>>>>
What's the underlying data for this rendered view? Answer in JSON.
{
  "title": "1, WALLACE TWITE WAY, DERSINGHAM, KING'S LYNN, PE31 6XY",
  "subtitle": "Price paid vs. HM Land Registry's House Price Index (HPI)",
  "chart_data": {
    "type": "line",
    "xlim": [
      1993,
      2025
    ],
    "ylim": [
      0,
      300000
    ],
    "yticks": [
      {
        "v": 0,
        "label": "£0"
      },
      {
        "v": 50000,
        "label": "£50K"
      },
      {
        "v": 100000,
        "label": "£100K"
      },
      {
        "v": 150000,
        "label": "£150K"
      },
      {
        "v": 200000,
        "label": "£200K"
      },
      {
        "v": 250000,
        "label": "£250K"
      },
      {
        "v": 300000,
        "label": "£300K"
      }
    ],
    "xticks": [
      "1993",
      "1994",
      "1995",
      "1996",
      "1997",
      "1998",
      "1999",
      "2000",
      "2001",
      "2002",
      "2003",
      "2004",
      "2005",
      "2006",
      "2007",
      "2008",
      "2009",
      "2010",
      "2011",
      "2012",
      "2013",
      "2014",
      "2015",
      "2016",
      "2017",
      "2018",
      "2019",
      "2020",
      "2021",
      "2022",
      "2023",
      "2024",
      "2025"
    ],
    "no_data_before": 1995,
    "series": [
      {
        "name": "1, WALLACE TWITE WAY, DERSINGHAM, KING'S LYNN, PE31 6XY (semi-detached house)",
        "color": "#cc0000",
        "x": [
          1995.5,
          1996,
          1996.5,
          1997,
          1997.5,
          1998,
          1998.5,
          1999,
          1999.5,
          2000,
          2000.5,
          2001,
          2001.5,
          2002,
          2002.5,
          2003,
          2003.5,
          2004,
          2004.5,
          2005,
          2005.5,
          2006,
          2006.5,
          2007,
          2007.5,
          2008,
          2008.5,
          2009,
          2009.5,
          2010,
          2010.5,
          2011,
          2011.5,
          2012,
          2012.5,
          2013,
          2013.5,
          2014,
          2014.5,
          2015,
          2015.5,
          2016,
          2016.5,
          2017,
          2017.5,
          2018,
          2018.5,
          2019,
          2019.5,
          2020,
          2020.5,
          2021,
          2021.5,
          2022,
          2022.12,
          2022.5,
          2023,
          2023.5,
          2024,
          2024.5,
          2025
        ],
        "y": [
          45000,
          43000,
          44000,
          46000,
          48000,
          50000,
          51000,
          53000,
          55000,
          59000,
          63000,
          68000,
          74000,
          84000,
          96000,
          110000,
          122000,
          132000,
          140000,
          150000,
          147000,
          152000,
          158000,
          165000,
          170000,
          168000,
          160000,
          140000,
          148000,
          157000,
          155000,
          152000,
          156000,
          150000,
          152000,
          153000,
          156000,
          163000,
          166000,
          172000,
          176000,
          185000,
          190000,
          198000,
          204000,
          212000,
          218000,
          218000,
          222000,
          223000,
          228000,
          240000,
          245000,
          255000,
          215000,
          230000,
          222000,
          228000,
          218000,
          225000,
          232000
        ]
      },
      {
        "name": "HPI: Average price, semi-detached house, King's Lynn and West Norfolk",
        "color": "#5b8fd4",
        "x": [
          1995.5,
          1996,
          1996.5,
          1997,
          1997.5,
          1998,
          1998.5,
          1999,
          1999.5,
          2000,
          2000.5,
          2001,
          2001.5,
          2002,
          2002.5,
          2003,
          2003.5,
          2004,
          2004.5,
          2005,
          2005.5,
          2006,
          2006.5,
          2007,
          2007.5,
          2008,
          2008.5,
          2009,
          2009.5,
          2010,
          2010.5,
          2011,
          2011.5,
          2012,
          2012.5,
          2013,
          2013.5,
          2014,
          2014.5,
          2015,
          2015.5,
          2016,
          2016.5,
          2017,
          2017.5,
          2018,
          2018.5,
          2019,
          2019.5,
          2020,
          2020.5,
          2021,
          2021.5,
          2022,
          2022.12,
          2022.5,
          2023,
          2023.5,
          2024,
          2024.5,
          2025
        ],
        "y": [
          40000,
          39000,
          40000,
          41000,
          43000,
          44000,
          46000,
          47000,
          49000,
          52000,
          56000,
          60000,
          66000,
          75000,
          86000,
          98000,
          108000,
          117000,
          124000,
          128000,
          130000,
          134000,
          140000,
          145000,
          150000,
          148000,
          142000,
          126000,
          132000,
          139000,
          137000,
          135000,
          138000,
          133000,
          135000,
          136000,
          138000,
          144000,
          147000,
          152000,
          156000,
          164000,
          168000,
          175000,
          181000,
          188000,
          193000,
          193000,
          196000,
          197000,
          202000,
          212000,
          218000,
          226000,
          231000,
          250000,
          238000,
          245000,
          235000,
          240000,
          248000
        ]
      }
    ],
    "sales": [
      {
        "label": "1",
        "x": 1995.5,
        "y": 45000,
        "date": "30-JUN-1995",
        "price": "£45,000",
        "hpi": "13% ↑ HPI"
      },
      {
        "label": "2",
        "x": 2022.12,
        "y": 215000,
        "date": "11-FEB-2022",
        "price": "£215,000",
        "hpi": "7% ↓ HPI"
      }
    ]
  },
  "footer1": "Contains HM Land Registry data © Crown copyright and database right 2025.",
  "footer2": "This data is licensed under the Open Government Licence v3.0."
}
<<<<
▶ [Exercise instructions] Copy out the full listing exactly.

▶ [Solution to this problem]
What's the underlying data for this rendered view? Answer in JSON.
{
  "title": "1, WALLACE TWITE WAY, DERSINGHAM, KING'S LYNN, PE31 6XY",
  "subtitle": "Price paid vs. HM Land Registry's House Price Index (HPI)",
  "chart_data": {
    "type": "line",
    "xlim": [
      1993,
      2025
    ],
    "ylim": [
      0,
      300000
    ],
    "yticks": [
      {
        "v": 0,
        "label": "£0"
      },
      {
        "v": 50000,
        "label": "£50K"
      },
      {
        "v": 100000,
        "label": "£100K"
      },
      {
        "v": 150000,
        "label": "£150K"
      },
      {
        "v": 200000,
        "label": "£200K"
      },
      {
        "v": 250000,
        "label": "£250K"
      },
      {
        "v": 300000,
        "label": "£300K"
      }
    ],
    "xticks": [
      "1993",
      "1994",
      "1995",
      "1996",
      "1997",
      "1998",
      "1999",
      "2000",
      "2001",
      "2002",
      "2003",
      "2004",
      "2005",
      "2006",
      "2007",
      "2008",
      "2009",
      "2010",
      "2011",
      "2012",
      "2013",
      "2014",
      "2015",
      "2016",
      "2017",
      "2018",
      "2019",
      "2020",
      "2021",
      "2022",
      "2023",
      "2024",
      "2025"
    ],
    "no_data_before": 1995,
    "series": [
      {
        "name": "1, WALLACE TWITE WAY, DERSINGHAM, KING'S LYNN, PE31 6XY (semi-detached house)",
        "color": "#cc0000",
        "x": [
          1995.5,
          1996,
          1996.5,
          1997,
          1997.5,
          1998,
          1998.5,
          1999,
          1999.5,
          2000,
          2000.5,
          2001,
          2001.5,
          2002,
          2002.5,
          2003,
          2003.5,
          2004,
          2004.5,
          2005,
          2005.5,
          2006,
          2006.5,
          2007,
          2007.5,
          2008,
          2008.5,
          2009,
          2009.5,
          2010,
          2010.5,
          2011,
          2011.5,
          2012,
          2012.5,
          2013,
          2013.5,
          2014,
          2014.5,
          2015,
          2015.5,
          2016,
          2016.5,
          2017,
          2017.5,
          2018,
          2018.5,
          2019,
          2019.5,
          2020,
          2020.5,
          2021,
          2021.5,
          2022,
          2022.12,
          2022.5,
          2023,
          2023.5,
          2024,
          2024.5,
          2025
        ],
        "y": [
          45000,
          43000,
          44000,
          46000,
          48000,
          50000,
          51000,
          53000,
          55000,
          59000,
          63000,
          68000,
          74000,
          84000,
          96000,
          110000,
          122000,
          132000,
          140000,
          150000,
          147000,
          152000,
          158000,
          165000,
          170000,
          168000,
          160000,
          140000,
          148000,
          157000,
          155000,
          152000,
          156000,
          150000,
          152000,
          153000,
          156000,
          163000,
          166000,
          172000,
          176000,
          185000,
          190000,
          198000,
          204000,
          212000,
          218000,
          218000,
          222000,
          223000,
          228000,
          240000,
          245000,
          255000,
          215000,
          230000,
          222000,
          228000,
          218000,
          225000,
          232000
        ]
      },
      {
        "name": "HPI: Average price, semi-detached house, King's Lynn and West Norfolk",
        "color": "#5b8fd4",
        "x": [
          1995.5,
          1996,
          1996.5,
          1997,
          1997.5,
          1998,
          1998.5,
          1999,
          1999.5,
          2000,
          2000.5,
          2001,
          2001.5,
          2002,
          2002.5,
          2003,
          2003.5,
          2004,
          2004.5,
          2005,
          2005.5,
          2006,
          2006.5,
          2007,
          2007.5,
          2008,
          2008.5,
          2009,
          2009.5,
          2010,
          2010.5,
          2011,
          2011.5,
          2012,
          2012.5,
          2013,
          2013.5,
          2014,
          2014.5,
          2015,
          2015.5,
          2016,
          2016.5,
          2017,
          2017.5,
          2018,
          2018.5,
          2019,
          2019.5,
          2020,
          2020.5,
          2021,
          2021.5,
          2022,
          2022.12,
          2022.5,
          2023,
          2023.5,
          2024,
          2024.5,
          2025
        ],
        "y": [
          40000,
          39000,
          40000,
          41000,
          43000,
          44000,
          46000,
          47000,
          49000,
          52000,
          56000,
          60000,
          66000,
          75000,
          86000,
          98000,
          108000,
          117000,
          124000,
          128000,
          130000,
          134000,
          140000,
          145000,
          150000,
          148000,
          142000,
          126000,
          132000,
          139000,
          137000,
          135000,
          138000,
          133000,
          135000,
          136000,
          138000,
          144000,
          147000,
          152000,
          156000,
          164000,
          168000,
          175000,
          181000,
          188000,
          193000,
          193000,
          196000,
          197000,
          202000,
          212000,
          218000,
          226000,
          231000,
          250000,
          238000,
          245000,
          235000,
          240000,
          248000
        ]
      }
    ],
    "sales": [
      {
        "label": "1",
        "x": 1995.5,
        "y": 45000,
        "date": "30-JUN-1995",
        "price": "£45,000",
        "hpi": "13% ↑ HPI"
      },
      {
        "label": "2",
        "x": 2022.12,
        "y": 215000,
        "date": "11-FEB-2022",
        "price": "£215,000",
        "hpi": "7% ↓ HPI"
      }
    ]
  },
  "footer1": "Contains HM Land Registry data © Crown copyright and database right 2025.",
  "footer2": "This data is licensed under the Open Government Licence v3.0."
}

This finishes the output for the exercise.